== Work instructions ==
Report every line from the material that contains the word "label".
----- Exercise input
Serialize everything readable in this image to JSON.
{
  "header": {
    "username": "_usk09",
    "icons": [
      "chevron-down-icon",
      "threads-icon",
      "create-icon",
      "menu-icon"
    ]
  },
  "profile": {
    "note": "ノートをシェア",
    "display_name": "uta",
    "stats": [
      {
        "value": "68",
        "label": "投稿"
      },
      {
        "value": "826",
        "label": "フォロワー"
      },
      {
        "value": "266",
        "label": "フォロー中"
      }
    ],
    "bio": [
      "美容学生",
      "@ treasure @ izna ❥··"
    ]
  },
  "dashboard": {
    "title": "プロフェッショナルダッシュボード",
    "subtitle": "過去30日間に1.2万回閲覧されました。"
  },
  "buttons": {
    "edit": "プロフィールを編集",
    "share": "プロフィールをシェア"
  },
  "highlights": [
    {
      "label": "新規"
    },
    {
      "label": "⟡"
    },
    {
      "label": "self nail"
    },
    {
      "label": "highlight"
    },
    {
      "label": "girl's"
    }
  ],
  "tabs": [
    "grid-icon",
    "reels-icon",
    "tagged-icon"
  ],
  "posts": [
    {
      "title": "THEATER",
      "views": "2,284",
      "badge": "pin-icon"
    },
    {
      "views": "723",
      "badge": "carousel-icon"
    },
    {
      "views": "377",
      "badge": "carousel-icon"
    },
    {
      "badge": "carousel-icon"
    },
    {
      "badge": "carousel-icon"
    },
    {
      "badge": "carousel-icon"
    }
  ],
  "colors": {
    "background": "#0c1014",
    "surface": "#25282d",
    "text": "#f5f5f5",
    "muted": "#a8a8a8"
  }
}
----------
== Completed exercise ==
        "label": "投稿"
        "label": "フォロワー"
        "label": "フォロー中"
      "label": "新規"
      "label": "⟡"
      "label": "self nail"
      "label": "highlight"
      "label": "girl's"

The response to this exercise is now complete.